◆ Instructions for the task ◆
Leave out the pictures and copy everything else below exactly.

◆ Supplied material ◆
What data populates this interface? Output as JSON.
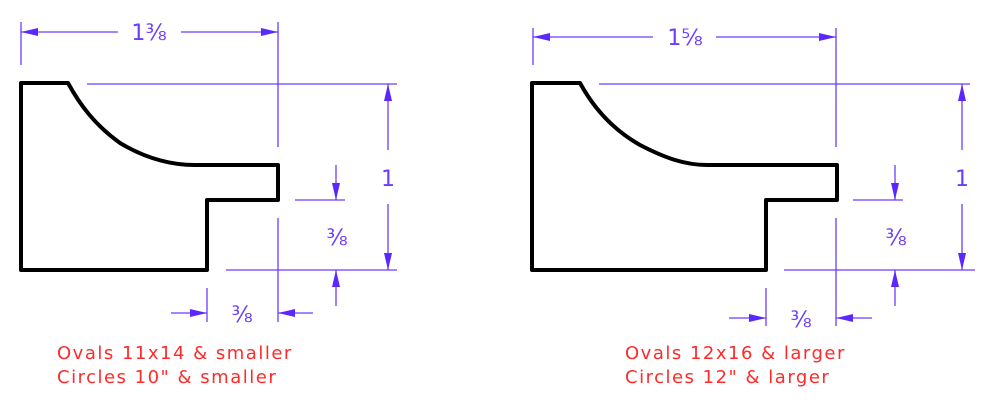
{
  "colors": {
    "dimension": "#6b3cff",
    "profile": "#000000",
    "notes": "#ff2a2a"
  },
  "profiles": [
    {
      "overall_width": "1⅜",
      "overall_height": "1",
      "rabbet_depth": "⅜",
      "rabbet_width": "⅜",
      "notes": [
        "Ovals 11x14 & smaller",
        "Circles 10\" & smaller"
      ]
    },
    {
      "overall_width": "1⅝",
      "overall_height": "1",
      "rabbet_depth": "⅜",
      "rabbet_width": "⅜",
      "notes": [
        "Ovals 12x16 & larger",
        "Circles 12\" & larger"
      ]
    }
  ]
}
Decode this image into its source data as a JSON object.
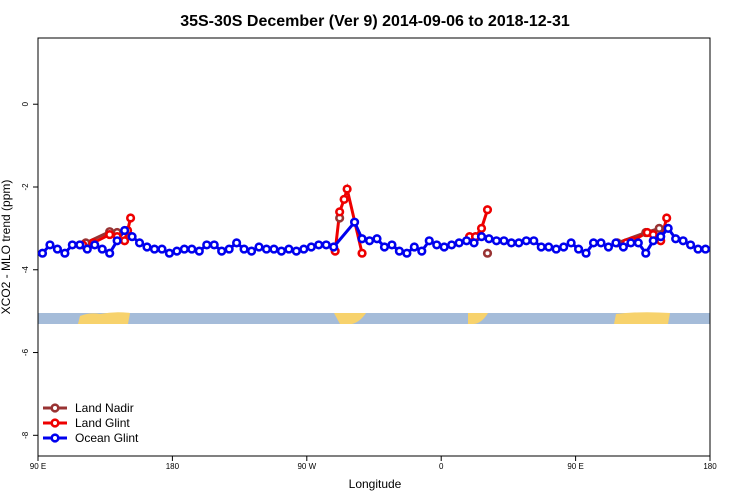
{
  "chart_data": {
    "type": "line",
    "title": "35S-30S December (Ver 9)   2014-09-06 to 2018-12-31",
    "x_label": "Longitude",
    "y_label": "XCO2 - MLO trend (ppm)",
    "xlim": [
      90,
      540
    ],
    "ylim": [
      -8.5,
      1.6
    ],
    "xticks": [
      {
        "value": 90,
        "label": "90 E"
      },
      180,
      {
        "value": 270,
        "label": "90 W"
      },
      {
        "value": 360,
        "label": "0"
      },
      {
        "value": 450,
        "label": "90 E"
      },
      {
        "value": 540,
        "label": "180"
      }
    ],
    "yticks": [
      0,
      -2,
      -4,
      -6,
      -8
    ],
    "legend": "bottom-left",
    "series": [
      {
        "name": "Land Nadir",
        "color": "#993333",
        "x": [
          118,
          122,
          138,
          143,
          200,
          292,
          340,
          391,
          440,
          478,
          497,
          506
        ],
        "values": [
          -3.4,
          -3.35,
          -3.08,
          -3.1,
          null,
          -2.75,
          null,
          -3.6,
          null,
          -3.35,
          -3.1,
          -3.0
        ]
      },
      {
        "name": "Land Glint",
        "color": "#ee0000",
        "x": [
          120,
          127,
          138,
          143,
          148,
          150,
          152,
          160,
          289,
          292,
          295,
          297,
          307,
          330,
          379,
          383,
          387,
          391,
          450,
          484,
          488,
          498,
          502,
          507,
          511
        ],
        "values": [
          -3.4,
          -3.35,
          -3.15,
          -3.2,
          -3.3,
          -3.05,
          -2.75,
          null,
          -3.55,
          -2.6,
          -2.3,
          -2.05,
          -3.6,
          null,
          -3.2,
          -3.2,
          -3.0,
          -2.55,
          null,
          -3.35,
          -3.3,
          -3.1,
          -3.15,
          -3.3,
          -2.75
        ]
      },
      {
        "name": "Ocean Glint",
        "color": "#0000ee",
        "x": [
          93,
          98,
          103,
          108,
          113,
          118,
          123,
          128,
          133,
          138,
          143,
          148,
          153,
          158,
          163,
          168,
          173,
          178,
          183,
          188,
          193,
          198,
          203,
          208,
          213,
          218,
          223,
          228,
          233,
          238,
          243,
          248,
          253,
          258,
          263,
          268,
          273,
          278,
          283,
          288,
          302,
          307,
          312,
          317,
          322,
          327,
          332,
          337,
          342,
          347,
          352,
          357,
          362,
          367,
          372,
          377,
          382,
          387,
          392,
          397,
          402,
          407,
          412,
          417,
          422,
          427,
          432,
          437,
          442,
          447,
          452,
          457,
          462,
          467,
          472,
          477,
          482,
          487,
          492,
          497,
          502,
          507,
          512,
          517,
          522,
          527,
          532,
          537
        ],
        "values": [
          -3.6,
          -3.4,
          -3.5,
          -3.6,
          -3.4,
          -3.4,
          -3.5,
          -3.4,
          -3.5,
          -3.6,
          -3.3,
          -3.05,
          -3.2,
          -3.35,
          -3.45,
          -3.5,
          -3.5,
          -3.6,
          -3.55,
          -3.5,
          -3.5,
          -3.55,
          -3.4,
          -3.4,
          -3.55,
          -3.5,
          -3.35,
          -3.5,
          -3.55,
          -3.45,
          -3.5,
          -3.5,
          -3.55,
          -3.5,
          -3.55,
          -3.5,
          -3.45,
          -3.4,
          -3.4,
          -3.45,
          -2.85,
          -3.25,
          -3.3,
          -3.25,
          -3.45,
          -3.4,
          -3.55,
          -3.6,
          -3.45,
          -3.55,
          -3.3,
          -3.4,
          -3.45,
          -3.4,
          -3.35,
          -3.3,
          -3.35,
          -3.2,
          -3.25,
          -3.3,
          -3.3,
          -3.35,
          -3.35,
          -3.3,
          -3.3,
          -3.45,
          -3.45,
          -3.5,
          -3.45,
          -3.35,
          -3.5,
          -3.6,
          -3.35,
          -3.35,
          -3.45,
          -3.35,
          -3.45,
          -3.35,
          -3.35,
          -3.6,
          -3.3,
          -3.2,
          -3.0,
          -3.25,
          -3.3,
          -3.4,
          -3.5,
          -3.5
        ]
      }
    ]
  }
}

◆ Output for this task ◆
What data populates this interface? Output as JSON.
{
  "colors": {
    "dimension": "#6b3cff",
    "profile": "#000000",
    "notes": "#ff2a2a"
  },
  "profiles": [
    {
      "overall_width": "1⅜",
      "overall_height": "1",
      "rabbet_depth": "⅜",
      "rabbet_width": "⅜",
      "notes": [
        "Ovals 11x14 & smaller",
        "Circles 10\" & smaller"
      ]
    },
    {
      "overall_width": "1⅝",
      "overall_height": "1",
      "rabbet_depth": "⅜",
      "rabbet_width": "⅜",
      "notes": [
        "Ovals 12x16 & larger",
        "Circles 12\" & larger"
      ]
    }
  ]
}
Decode this image into its source data as a JSON object.
{
  "chart_data": {
    "type": "line",
    "title": "35S-30S December (Ver 9)   2014-09-06 to 2018-12-31",
    "x_label": "Longitude",
    "y_label": "XCO2 - MLO trend (ppm)",
    "xlim": [
      90,
      540
    ],
    "ylim": [
      -8.5,
      1.6
    ],
    "xticks": [
      {
        "value": 90,
        "label": "90 E"
      },
      180,
      {
        "value": 270,
        "label": "90 W"
      },
      {
        "value": 360,
        "label": "0"
      },
      {
        "value": 450,
        "label": "90 E"
      },
      {
        "value": 540,
        "label": "180"
      }
    ],
    "yticks": [
      0,
      -2,
      -4,
      -6,
      -8
    ],
    "legend": "bottom-left",
    "series": [
      {
        "name": "Land Nadir",
        "color": "#993333",
        "x": [
          118,
          122,
          138,
          143,
          200,
          292,
          340,
          391,
          440,
          478,
          497,
          506
        ],
        "values": [
          -3.4,
          -3.35,
          -3.08,
          -3.1,
          null,
          -2.75,
          null,
          -3.6,
          null,
          -3.35,
          -3.1,
          -3.0
        ]
      },
      {
        "name": "Land Glint",
        "color": "#ee0000",
        "x": [
          120,
          127,
          138,
          143,
          148,
          150,
          152,
          160,
          289,
          292,
          295,
          297,
          307,
          330,
          379,
          383,
          387,
          391,
          450,
          484,
          488,
          498,
          502,
          507,
          511
        ],
        "values": [
          -3.4,
          -3.35,
          -3.15,
          -3.2,
          -3.3,
          -3.05,
          -2.75,
          null,
          -3.55,
          -2.6,
          -2.3,
          -2.05,
          -3.6,
          null,
          -3.2,
          -3.2,
          -3.0,
          -2.55,
          null,
          -3.35,
          -3.3,
          -3.1,
          -3.15,
          -3.3,
          -2.75
        ]
      },
      {
        "name": "Ocean Glint",
        "color": "#0000ee",
        "x": [
          93,
          98,
          103,
          108,
          113,
          118,
          123,
          128,
          133,
          138,
          143,
          148,
          153,
          158,
          163,
          168,
          173,
          178,
          183,
          188,
          193,
          198,
          203,
          208,
          213,
          218,
          223,
          228,
          233,
          238,
          243,
          248,
          253,
          258,
          263,
          268,
          273,
          278,
          283,
          288,
          302,
          307,
          312,
          317,
          322,
          327,
          332,
          337,
          342,
          347,
          352,
          357,
          362,
          367,
          372,
          377,
          382,
          387,
          392,
          397,
          402,
          407,
          412,
          417,
          422,
          427,
          432,
          437,
          442,
          447,
          452,
          457,
          462,
          467,
          472,
          477,
          482,
          487,
          492,
          497,
          502,
          507,
          512,
          517,
          522,
          527,
          532,
          537
        ],
        "values": [
          -3.6,
          -3.4,
          -3.5,
          -3.6,
          -3.4,
          -3.4,
          -3.5,
          -3.4,
          -3.5,
          -3.6,
          -3.3,
          -3.05,
          -3.2,
          -3.35,
          -3.45,
          -3.5,
          -3.5,
          -3.6,
          -3.55,
          -3.5,
          -3.5,
          -3.55,
          -3.4,
          -3.4,
          -3.55,
          -3.5,
          -3.35,
          -3.5,
          -3.55,
          -3.45,
          -3.5,
          -3.5,
          -3.55,
          -3.5,
          -3.55,
          -3.5,
          -3.45,
          -3.4,
          -3.4,
          -3.45,
          -2.85,
          -3.25,
          -3.3,
          -3.25,
          -3.45,
          -3.4,
          -3.55,
          -3.6,
          -3.45,
          -3.55,
          -3.3,
          -3.4,
          -3.45,
          -3.4,
          -3.35,
          -3.3,
          -3.35,
          -3.2,
          -3.25,
          -3.3,
          -3.3,
          -3.35,
          -3.35,
          -3.3,
          -3.3,
          -3.45,
          -3.45,
          -3.5,
          -3.45,
          -3.35,
          -3.5,
          -3.6,
          -3.35,
          -3.35,
          -3.45,
          -3.35,
          -3.45,
          -3.35,
          -3.35,
          -3.6,
          -3.3,
          -3.2,
          -3.0,
          -3.25,
          -3.3,
          -3.4,
          -3.5,
          -3.5
        ]
      }
    ]
  }
}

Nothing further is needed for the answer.